Rédigez la suite de l'article ci-dessous sur la sélection du défenseur Simon Wang à la Draft de la LNH, en reprenant immédiatement après sa dernière phrase.

Extrait de l'article.
◆ ◆ ◆

Un Défenseur Chinois Brise les Barrières à la Draft de la LNH
C’est le silence dans la salle dont Simon Wang se souvient le plus vivement. L’espace d’un battement de cœur, l’immense aréna de Las Vegas est tombé dans un silence complet avant d’exploser lorsque son nom a résonné dans les haut-parleurs lors de la Draft de la LNH. À 18 ans, le défenseur né à Beijing venait d’entrer dans l’histoire en devenant le joueur chinois repêché le plus haut dans l’histoire de la LNH, sélectionné au 12e rang par les Maple Leafs de Toronto.
« Mes mains tremblaient, » m’a confié Wang lors de notre conversation téléphonique depuis la maison familiale à Vancouver. « J’ai regardé mes parents et j’ai vu ma mère pleurer. C’est à ce moment-là que j’ai compris ce que cela signifiait—pas seulement pour moi, mais pour tant de personnes en Chine qui ne se voient jamais représentées dans ce sport. »
Le parcours de Wang jusqu’à l’estrade de la Draft représente une étape importante dans l’expansion mondiale du hockey et l’évolution de son paysage démographique. Né à Beijing de parents universitaires qui ont déménagé à Vancouver quand il avait sept ans, l’histoire de Wang remet en question les récits conventionnels sur les chemins menant au hockey professionnel.
Dre Teresa Ting, qui étudie la diversité raciale dans le sport canadien à l’Université de la Colombie-Britannique, considère la sélection de Wang comme particulièrement significative. « Dans les sports professionnels nord-américains, les athlètes asiatiques demeurent considérablement sous-représentés, » a-t-elle expliqué. « La visibilité de Wang à ce niveau crée de nouvelles possibilités importantes dans l’imaginaire des jeunes athlètes sino-canadiens. »
Les statistiques de Hockey Canada révèlent que les joueurs d’origine asiatique représentent moins de 4% des jeunes joueurs inscrits à l’échelle nationale, bien que les Canadiens d’origine asiatique constituent près de 18% de la population, selon les données de Statistique Canada de 2021.
En grandissant dans le système compétitif de hockey mineur de Vancouver, Wang a fait face à des défis qui dépassaient les obstacles typiques du développement. « Les gens étaient surpris quand j’arrivais aux tournois, » se souvient-il. « J’entendais des commentaires comme ‘Est-ce qu’ils ont même de la glace en Chine?’ ou ‘Tu ne devrais pas plutôt jouer au tennis de table?’ J’ai utilisé ça comme motivation. »
Le parcours de Wang s’est accéléré pendant ses trois saisons avec les Rockets de Kelowna dans la Ligue de hockey de l’Ouest, où il s’est imposé comme un espoir défensif d’élite. Son gabarit de 1,88 m, ses capacités exceptionnelles de patinage et son intelligence de jeu ont attiré l’attention des recruteurs, culminant avec sa sélection au premier tour.

◆ ◆ ◆

Extrait des données.

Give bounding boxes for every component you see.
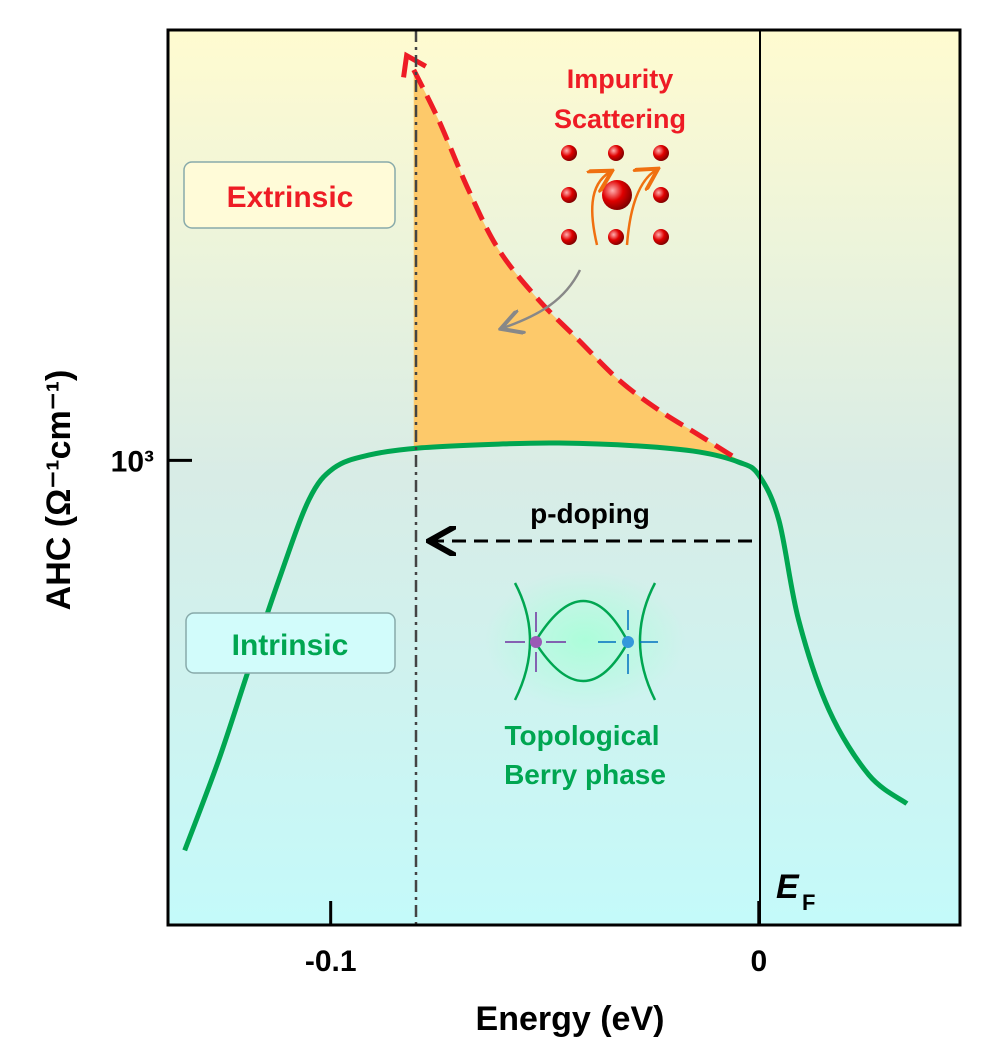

◆ ◆ ◆

Réponse à l'exercice.
Le directeur général des Maple Leafs, Brad Treliving, a souligné que les origines culturelles de Wang n’ont pas été un facteur dans leur choix. « Nous avons repêché Simon parce qu’il est un joueur de hockey exceptionnel avec le potentiel de devenir un défenseur de premier duo, » a déclaré Treliving lors de la conférence de presse d’après-draft. « Son caractère, ses compétences et son QI hockey ont rendu cette décision facile. »
Bien que cela puisse être vrai d’un point de vue d’évaluation pure du talent, la sélection de Wang porte un poids symbolique qui s’étend au-delà de la patinoire. Lors de ma visite à l’Anneau olympique de Richmond à Vancouver l’hiver dernier, j’ai remarqué un changement démographique frappant par rapport aux environnements traditionnels du hockey canadien. Au moins la moitié des jeunes joueurs qui s’entraînaient étaient d’origine asiatique, reflétant l’évolution du visage du hockey canadien dans les centres urbains diversifiés.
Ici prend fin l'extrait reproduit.